Provided information ::
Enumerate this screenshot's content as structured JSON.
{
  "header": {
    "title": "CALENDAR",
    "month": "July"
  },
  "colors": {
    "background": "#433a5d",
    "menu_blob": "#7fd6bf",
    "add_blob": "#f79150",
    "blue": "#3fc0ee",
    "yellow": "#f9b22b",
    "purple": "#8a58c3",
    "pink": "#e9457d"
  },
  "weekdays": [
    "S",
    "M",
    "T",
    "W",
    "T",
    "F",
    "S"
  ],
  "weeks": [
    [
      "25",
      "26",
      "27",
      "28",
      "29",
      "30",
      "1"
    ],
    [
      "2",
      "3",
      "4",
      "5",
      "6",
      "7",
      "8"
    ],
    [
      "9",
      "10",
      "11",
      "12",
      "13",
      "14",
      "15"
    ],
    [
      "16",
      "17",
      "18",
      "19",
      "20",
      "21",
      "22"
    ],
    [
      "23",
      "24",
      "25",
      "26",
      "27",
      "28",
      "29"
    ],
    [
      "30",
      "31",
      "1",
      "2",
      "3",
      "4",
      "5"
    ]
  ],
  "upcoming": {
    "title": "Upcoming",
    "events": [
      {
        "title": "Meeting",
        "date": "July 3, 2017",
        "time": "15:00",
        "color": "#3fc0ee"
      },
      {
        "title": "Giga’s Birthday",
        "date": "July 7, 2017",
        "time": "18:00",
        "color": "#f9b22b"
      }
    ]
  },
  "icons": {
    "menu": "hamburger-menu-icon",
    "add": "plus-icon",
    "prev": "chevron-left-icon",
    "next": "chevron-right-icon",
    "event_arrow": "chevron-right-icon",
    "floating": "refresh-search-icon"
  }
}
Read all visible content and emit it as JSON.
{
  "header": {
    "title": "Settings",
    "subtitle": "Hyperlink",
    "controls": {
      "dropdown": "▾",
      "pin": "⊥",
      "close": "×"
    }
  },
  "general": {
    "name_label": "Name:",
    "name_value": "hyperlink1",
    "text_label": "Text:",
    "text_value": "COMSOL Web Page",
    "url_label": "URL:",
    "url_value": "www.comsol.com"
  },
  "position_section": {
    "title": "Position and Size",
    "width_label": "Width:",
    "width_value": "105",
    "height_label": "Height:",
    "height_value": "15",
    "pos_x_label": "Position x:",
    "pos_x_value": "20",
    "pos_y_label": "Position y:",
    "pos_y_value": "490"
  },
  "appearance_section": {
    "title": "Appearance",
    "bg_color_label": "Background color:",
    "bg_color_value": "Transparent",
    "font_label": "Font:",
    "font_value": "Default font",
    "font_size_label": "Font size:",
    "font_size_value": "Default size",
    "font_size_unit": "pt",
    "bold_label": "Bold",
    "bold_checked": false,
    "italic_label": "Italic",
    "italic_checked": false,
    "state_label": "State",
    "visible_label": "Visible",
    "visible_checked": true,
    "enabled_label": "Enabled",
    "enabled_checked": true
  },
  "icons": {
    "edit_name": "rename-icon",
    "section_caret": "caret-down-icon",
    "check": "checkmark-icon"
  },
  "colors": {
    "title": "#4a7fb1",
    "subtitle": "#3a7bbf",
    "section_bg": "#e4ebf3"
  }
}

Your instructions :: Using the material above, report each line where "chevron" occurs.

Exercise output ::
    "prev": "chevron-left-icon",
    "next": "chevron-right-icon",
    "event_arrow": "chevron-right-icon",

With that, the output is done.